--- Stored rows ---
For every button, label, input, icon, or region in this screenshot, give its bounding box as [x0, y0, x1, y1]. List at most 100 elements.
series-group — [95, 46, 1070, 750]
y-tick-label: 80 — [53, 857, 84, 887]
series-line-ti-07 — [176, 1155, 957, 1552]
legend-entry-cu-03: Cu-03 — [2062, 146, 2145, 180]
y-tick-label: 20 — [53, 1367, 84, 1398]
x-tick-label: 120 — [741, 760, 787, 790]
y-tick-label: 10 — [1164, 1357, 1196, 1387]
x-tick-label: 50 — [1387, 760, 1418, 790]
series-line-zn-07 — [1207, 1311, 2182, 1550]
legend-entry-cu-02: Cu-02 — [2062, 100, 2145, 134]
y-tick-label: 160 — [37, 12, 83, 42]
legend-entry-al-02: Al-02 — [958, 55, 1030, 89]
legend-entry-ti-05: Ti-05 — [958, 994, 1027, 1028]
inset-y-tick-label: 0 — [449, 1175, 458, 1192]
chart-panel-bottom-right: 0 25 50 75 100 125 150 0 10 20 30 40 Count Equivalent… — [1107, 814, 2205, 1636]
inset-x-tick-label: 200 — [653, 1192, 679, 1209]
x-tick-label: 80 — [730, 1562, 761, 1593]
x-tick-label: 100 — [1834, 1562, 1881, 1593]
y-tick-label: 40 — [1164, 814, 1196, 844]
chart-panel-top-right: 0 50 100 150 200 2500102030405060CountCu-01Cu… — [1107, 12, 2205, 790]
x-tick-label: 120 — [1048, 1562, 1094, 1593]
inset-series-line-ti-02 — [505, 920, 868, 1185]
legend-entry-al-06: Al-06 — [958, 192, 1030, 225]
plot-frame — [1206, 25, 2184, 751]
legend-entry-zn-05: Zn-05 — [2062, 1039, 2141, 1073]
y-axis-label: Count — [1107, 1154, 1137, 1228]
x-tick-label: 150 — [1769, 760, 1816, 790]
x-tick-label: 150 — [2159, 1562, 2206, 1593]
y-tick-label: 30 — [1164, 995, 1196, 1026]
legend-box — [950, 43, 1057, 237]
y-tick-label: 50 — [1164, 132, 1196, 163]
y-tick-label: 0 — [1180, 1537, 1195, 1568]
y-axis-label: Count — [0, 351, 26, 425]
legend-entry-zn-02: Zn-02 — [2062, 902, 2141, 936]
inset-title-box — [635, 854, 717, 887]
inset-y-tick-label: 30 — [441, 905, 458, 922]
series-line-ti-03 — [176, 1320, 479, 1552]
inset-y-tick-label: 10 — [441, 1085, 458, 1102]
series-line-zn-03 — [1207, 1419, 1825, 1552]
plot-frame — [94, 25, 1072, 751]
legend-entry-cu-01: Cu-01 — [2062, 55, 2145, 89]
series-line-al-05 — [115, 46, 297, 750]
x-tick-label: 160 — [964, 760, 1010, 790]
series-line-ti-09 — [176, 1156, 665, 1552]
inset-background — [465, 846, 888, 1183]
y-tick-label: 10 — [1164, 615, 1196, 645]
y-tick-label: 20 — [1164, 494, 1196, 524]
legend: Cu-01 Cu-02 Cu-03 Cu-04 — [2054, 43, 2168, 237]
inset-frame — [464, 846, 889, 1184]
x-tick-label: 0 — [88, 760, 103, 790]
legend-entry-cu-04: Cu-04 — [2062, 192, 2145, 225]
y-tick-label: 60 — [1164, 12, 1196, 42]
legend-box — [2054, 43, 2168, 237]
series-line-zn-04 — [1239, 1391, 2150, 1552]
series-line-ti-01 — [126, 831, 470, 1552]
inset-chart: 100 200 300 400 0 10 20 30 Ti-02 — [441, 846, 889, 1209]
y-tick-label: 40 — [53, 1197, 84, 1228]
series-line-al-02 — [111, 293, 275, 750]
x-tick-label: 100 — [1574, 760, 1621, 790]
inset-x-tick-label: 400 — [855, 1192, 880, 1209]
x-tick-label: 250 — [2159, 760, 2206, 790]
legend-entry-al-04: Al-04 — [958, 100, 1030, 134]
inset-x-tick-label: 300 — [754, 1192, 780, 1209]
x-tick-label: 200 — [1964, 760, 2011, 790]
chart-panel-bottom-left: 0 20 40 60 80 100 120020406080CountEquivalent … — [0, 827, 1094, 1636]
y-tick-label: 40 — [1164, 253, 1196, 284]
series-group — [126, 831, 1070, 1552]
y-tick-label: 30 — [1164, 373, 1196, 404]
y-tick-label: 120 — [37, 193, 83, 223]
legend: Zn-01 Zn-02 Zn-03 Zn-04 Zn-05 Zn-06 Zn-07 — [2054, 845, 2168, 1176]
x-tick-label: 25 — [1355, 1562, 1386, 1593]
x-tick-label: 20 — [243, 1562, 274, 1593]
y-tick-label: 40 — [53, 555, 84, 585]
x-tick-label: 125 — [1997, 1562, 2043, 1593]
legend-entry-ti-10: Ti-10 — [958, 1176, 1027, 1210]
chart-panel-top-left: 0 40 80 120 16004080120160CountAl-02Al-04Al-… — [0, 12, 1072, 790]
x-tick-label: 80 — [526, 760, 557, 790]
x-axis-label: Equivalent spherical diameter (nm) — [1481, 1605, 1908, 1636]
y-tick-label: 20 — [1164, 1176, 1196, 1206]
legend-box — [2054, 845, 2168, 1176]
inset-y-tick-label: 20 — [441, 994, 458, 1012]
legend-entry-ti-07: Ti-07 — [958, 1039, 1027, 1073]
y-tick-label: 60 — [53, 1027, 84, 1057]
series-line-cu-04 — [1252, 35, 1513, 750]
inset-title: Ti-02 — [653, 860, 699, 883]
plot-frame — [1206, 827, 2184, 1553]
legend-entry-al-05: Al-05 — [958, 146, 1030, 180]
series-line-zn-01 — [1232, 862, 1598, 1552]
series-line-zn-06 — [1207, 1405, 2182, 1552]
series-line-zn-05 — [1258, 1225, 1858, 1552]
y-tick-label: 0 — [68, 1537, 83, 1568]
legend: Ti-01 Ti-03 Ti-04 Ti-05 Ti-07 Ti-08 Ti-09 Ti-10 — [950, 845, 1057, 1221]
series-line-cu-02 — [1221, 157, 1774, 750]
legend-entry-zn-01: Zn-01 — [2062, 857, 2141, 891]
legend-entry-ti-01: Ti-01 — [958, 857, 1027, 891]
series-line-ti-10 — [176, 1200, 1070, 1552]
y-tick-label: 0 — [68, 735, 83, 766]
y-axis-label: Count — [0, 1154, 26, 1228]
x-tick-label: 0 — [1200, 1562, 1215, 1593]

--- Task description ---
Return all of the items above verbatim, in their original order.

--- In response ---
For every button, label, input, icon, or region in this screenshot, give its bounding box as [x0, y0, x1, y1]. List at most 100 elements.
series-group — [95, 46, 1070, 750]
y-tick-label: 80 — [53, 857, 84, 887]
series-line-ti-07 — [176, 1155, 957, 1552]
legend-entry-cu-03: Cu-03 — [2062, 146, 2145, 180]
y-tick-label: 20 — [53, 1367, 84, 1398]
x-tick-label: 120 — [741, 760, 787, 790]
y-tick-label: 10 — [1164, 1357, 1196, 1387]
x-tick-label: 50 — [1387, 760, 1418, 790]
series-line-zn-07 — [1207, 1311, 2182, 1550]
legend-entry-cu-02: Cu-02 — [2062, 100, 2145, 134]
y-tick-label: 160 — [37, 12, 83, 42]
legend-entry-al-02: Al-02 — [958, 55, 1030, 89]
legend-entry-ti-05: Ti-05 — [958, 994, 1027, 1028]
inset-y-tick-label: 0 — [449, 1175, 458, 1192]
chart-panel-bottom-right: 0 25 50 75 100 125 150 0 10 20 30 40 Count Equivalent… — [1107, 814, 2205, 1636]
inset-x-tick-label: 200 — [653, 1192, 679, 1209]
x-tick-label: 80 — [730, 1562, 761, 1593]
x-tick-label: 100 — [1834, 1562, 1881, 1593]
y-tick-label: 40 — [1164, 814, 1196, 844]
chart-panel-top-right: 0 50 100 150 200 2500102030405060CountCu-01Cu… — [1107, 12, 2205, 790]
x-tick-label: 120 — [1048, 1562, 1094, 1593]
inset-series-line-ti-02 — [505, 920, 868, 1185]
legend-entry-al-06: Al-06 — [958, 192, 1030, 225]
plot-frame — [1206, 25, 2184, 751]
legend-entry-zn-05: Zn-05 — [2062, 1039, 2141, 1073]
y-axis-label: Count — [1107, 1154, 1137, 1228]
x-tick-label: 150 — [1769, 760, 1816, 790]
x-tick-label: 150 — [2159, 1562, 2206, 1593]
y-tick-label: 30 — [1164, 995, 1196, 1026]
legend-box — [950, 43, 1057, 237]
y-tick-label: 50 — [1164, 132, 1196, 163]
y-tick-label: 0 — [1180, 1537, 1195, 1568]
y-axis-label: Count — [0, 351, 26, 425]
legend-entry-zn-02: Zn-02 — [2062, 902, 2141, 936]
inset-title-box — [635, 854, 717, 887]
inset-y-tick-label: 30 — [441, 905, 458, 922]
series-line-ti-03 — [176, 1320, 479, 1552]
inset-y-tick-label: 10 — [441, 1085, 458, 1102]
series-line-zn-03 — [1207, 1419, 1825, 1552]
plot-frame — [94, 25, 1072, 751]
legend-entry-cu-01: Cu-01 — [2062, 55, 2145, 89]
series-line-al-05 — [115, 46, 297, 750]
x-tick-label: 160 — [964, 760, 1010, 790]
series-line-ti-09 — [176, 1156, 665, 1552]
inset-background — [465, 846, 888, 1183]
y-tick-label: 10 — [1164, 615, 1196, 645]
y-tick-label: 20 — [1164, 494, 1196, 524]
legend: Cu-01 Cu-02 Cu-03 Cu-04 — [2054, 43, 2168, 237]
inset-frame — [464, 846, 889, 1184]
x-tick-label: 0 — [88, 760, 103, 790]
legend-entry-cu-04: Cu-04 — [2062, 192, 2145, 225]
y-tick-label: 60 — [1164, 12, 1196, 42]
legend-box — [2054, 43, 2168, 237]
series-line-zn-04 — [1239, 1391, 2150, 1552]
series-line-ti-01 — [126, 831, 470, 1552]
inset-chart: 100 200 300 400 0 10 20 30 Ti-02 — [441, 846, 889, 1209]
y-tick-label: 40 — [53, 1197, 84, 1228]
series-line-al-02 — [111, 293, 275, 750]
x-tick-label: 100 — [1574, 760, 1621, 790]
inset-x-tick-label: 400 — [855, 1192, 880, 1209]
x-tick-label: 250 — [2159, 760, 2206, 790]
legend-entry-al-04: Al-04 — [958, 100, 1030, 134]
inset-x-tick-label: 300 — [754, 1192, 780, 1209]
x-tick-label: 200 — [1964, 760, 2011, 790]
chart-panel-bottom-left: 0 20 40 60 80 100 120020406080CountEquivalent … — [0, 827, 1094, 1636]
y-tick-label: 40 — [1164, 253, 1196, 284]
series-group — [126, 831, 1070, 1552]
y-tick-label: 30 — [1164, 373, 1196, 404]
y-tick-label: 120 — [37, 193, 83, 223]
legend: Zn-01 Zn-02 Zn-03 Zn-04 Zn-05 Zn-06 Zn-07 — [2054, 845, 2168, 1176]
x-tick-label: 25 — [1355, 1562, 1386, 1593]
x-tick-label: 20 — [243, 1562, 274, 1593]
y-tick-label: 40 — [53, 555, 84, 585]
x-tick-label: 125 — [1997, 1562, 2043, 1593]
legend-entry-ti-10: Ti-10 — [958, 1176, 1027, 1210]
chart-panel-top-left: 0 40 80 120 16004080120160CountAl-02Al-04Al-… — [0, 12, 1072, 790]
x-tick-label: 80 — [526, 760, 557, 790]
x-axis-label: Equivalent spherical diameter (nm) — [1481, 1605, 1908, 1636]
y-tick-label: 20 — [1164, 1176, 1196, 1206]
legend-box — [2054, 845, 2168, 1176]
inset-y-tick-label: 20 — [441, 994, 458, 1012]
legend-entry-ti-07: Ti-07 — [958, 1039, 1027, 1073]
y-tick-label: 60 — [53, 1027, 84, 1057]
series-line-cu-04 — [1252, 35, 1513, 750]
inset-title: Ti-02 — [653, 860, 699, 883]
plot-frame — [1206, 827, 2184, 1553]
legend-entry-al-05: Al-05 — [958, 146, 1030, 180]
series-line-zn-01 — [1232, 862, 1598, 1552]
series-line-zn-06 — [1207, 1405, 2182, 1552]
series-line-zn-05 — [1258, 1225, 1858, 1552]
y-tick-label: 0 — [68, 1537, 83, 1568]
legend: Ti-01 Ti-03 Ti-04 Ti-05 Ti-07 Ti-08 Ti-09 Ti-10 — [950, 845, 1057, 1221]
series-line-cu-02 — [1221, 157, 1774, 750]
legend-entry-zn-01: Zn-01 — [2062, 857, 2141, 891]
legend-entry-ti-01: Ti-01 — [958, 857, 1027, 891]
series-line-ti-10 — [176, 1200, 1070, 1552]
y-tick-label: 0 — [68, 735, 83, 766]
y-axis-label: Count — [0, 1154, 26, 1228]
x-tick-label: 0 — [1200, 1562, 1215, 1593]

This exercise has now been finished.